## WRITTEN REQUEST
Give the count of lines in the data that include the string "Indonésia", with no added remarks.

## RECORDED INFORMATION

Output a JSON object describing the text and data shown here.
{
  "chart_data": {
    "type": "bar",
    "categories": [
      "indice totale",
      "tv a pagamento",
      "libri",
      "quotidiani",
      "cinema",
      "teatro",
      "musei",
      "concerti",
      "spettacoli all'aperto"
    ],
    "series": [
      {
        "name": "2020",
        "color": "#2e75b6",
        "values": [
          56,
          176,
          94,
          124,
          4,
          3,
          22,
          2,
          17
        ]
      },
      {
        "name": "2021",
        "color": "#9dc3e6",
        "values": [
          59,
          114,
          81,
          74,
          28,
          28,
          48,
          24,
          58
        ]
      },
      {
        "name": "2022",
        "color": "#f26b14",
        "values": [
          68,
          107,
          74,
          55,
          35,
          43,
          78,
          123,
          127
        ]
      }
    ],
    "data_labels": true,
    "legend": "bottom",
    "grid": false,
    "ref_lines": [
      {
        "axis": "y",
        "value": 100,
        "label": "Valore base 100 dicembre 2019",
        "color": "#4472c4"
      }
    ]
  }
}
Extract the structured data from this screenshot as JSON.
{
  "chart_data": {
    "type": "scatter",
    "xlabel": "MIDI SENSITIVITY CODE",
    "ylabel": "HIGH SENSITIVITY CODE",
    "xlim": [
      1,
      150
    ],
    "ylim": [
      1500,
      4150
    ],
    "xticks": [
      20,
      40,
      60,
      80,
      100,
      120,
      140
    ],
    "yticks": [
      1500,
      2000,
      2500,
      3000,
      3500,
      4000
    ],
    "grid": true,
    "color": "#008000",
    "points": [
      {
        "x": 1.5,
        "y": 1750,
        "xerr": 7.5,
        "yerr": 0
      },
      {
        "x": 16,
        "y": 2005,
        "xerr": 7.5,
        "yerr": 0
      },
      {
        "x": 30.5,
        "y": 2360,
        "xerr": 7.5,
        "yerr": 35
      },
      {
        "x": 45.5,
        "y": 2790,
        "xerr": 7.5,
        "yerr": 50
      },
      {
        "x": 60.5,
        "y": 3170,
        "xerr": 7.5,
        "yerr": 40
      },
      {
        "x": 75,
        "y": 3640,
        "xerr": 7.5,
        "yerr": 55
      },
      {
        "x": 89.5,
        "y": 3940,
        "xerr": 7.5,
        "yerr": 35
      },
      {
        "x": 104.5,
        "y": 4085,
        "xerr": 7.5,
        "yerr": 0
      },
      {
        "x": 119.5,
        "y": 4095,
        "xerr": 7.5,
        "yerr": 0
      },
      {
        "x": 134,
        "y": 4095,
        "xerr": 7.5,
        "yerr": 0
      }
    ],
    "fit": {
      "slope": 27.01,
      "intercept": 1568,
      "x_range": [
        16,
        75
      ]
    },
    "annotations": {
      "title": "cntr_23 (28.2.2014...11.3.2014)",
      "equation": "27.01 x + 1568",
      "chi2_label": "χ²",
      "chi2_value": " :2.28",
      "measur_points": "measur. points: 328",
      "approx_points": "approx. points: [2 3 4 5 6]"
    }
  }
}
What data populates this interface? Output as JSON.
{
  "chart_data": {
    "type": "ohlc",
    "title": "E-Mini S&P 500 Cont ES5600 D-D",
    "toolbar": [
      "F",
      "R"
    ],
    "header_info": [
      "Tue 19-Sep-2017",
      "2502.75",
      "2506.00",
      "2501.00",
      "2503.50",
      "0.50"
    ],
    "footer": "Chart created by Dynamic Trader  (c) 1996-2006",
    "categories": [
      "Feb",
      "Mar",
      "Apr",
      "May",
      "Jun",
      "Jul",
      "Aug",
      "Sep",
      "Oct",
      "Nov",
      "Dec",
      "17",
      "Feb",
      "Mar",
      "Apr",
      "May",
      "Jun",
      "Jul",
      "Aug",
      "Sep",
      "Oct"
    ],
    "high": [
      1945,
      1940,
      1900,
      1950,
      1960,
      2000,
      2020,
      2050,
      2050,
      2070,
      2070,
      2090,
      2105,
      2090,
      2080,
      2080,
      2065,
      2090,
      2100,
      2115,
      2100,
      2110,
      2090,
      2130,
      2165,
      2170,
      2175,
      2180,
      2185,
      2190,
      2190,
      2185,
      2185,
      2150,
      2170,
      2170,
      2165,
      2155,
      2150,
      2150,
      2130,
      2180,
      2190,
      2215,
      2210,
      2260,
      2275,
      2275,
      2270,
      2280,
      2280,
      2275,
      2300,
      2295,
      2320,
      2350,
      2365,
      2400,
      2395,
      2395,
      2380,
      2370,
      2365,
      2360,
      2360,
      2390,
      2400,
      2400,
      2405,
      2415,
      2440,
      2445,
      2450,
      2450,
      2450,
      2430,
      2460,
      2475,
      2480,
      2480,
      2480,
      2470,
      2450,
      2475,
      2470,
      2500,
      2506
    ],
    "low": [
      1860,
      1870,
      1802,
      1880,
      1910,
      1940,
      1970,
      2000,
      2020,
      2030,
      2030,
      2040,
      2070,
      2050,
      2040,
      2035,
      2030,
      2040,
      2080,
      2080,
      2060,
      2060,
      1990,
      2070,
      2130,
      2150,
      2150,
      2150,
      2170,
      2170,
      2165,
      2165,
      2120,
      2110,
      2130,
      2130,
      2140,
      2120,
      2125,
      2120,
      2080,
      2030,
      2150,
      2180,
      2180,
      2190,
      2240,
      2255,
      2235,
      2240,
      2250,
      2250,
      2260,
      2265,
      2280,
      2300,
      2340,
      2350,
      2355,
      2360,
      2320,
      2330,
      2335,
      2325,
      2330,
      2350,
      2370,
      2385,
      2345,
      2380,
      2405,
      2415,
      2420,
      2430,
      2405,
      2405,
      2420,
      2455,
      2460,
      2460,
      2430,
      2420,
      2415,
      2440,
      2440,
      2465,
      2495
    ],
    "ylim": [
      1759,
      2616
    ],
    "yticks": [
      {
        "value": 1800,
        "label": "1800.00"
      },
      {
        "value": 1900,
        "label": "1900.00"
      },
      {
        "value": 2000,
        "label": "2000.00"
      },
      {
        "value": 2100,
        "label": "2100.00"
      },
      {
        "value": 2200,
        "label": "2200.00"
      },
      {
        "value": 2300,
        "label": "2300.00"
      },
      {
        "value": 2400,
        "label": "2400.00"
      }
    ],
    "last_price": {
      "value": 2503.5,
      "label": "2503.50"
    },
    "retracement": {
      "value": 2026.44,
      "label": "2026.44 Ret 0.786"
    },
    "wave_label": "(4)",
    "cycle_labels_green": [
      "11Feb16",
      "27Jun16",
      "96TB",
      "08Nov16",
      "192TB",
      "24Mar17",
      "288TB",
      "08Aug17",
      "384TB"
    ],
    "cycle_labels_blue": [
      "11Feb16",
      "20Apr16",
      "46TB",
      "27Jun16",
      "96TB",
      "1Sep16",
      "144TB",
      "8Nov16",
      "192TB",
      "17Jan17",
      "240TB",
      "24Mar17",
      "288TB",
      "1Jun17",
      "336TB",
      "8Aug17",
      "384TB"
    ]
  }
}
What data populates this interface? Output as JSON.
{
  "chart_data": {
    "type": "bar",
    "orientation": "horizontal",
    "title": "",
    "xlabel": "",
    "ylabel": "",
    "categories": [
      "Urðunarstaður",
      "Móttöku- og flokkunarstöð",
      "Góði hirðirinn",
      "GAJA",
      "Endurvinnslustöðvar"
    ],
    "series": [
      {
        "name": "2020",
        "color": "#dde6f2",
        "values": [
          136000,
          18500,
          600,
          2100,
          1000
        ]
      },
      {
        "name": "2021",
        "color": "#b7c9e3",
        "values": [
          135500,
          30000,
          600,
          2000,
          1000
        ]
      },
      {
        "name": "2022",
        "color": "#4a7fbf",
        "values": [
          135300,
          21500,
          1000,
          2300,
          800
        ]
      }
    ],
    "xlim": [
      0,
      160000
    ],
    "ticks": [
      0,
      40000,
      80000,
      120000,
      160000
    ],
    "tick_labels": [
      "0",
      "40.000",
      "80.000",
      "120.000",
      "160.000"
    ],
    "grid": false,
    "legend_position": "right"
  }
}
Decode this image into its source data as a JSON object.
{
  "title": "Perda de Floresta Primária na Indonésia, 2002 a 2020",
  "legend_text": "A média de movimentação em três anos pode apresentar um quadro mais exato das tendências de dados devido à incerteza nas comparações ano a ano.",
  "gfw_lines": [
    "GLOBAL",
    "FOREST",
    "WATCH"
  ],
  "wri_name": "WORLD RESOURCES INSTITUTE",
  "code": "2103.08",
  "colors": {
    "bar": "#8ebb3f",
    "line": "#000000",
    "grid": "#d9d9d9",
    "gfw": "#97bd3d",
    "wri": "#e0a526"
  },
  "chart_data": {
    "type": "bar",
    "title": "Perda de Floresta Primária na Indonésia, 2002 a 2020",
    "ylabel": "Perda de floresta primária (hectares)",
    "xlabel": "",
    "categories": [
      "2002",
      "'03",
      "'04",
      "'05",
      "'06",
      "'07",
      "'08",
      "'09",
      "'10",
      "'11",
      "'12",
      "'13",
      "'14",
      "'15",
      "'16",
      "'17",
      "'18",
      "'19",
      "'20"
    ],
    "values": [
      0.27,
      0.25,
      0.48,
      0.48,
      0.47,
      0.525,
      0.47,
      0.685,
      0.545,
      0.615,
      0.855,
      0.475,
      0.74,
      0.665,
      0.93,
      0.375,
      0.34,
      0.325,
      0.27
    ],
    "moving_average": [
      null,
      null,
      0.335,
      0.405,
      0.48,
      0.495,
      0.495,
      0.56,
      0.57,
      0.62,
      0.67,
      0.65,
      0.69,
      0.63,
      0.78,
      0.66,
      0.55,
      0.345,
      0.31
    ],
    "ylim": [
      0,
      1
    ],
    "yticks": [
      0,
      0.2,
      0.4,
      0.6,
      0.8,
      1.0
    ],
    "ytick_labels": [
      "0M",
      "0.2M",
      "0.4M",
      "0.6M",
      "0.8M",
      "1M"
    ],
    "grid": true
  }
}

## WRITTEN SOLUTION
2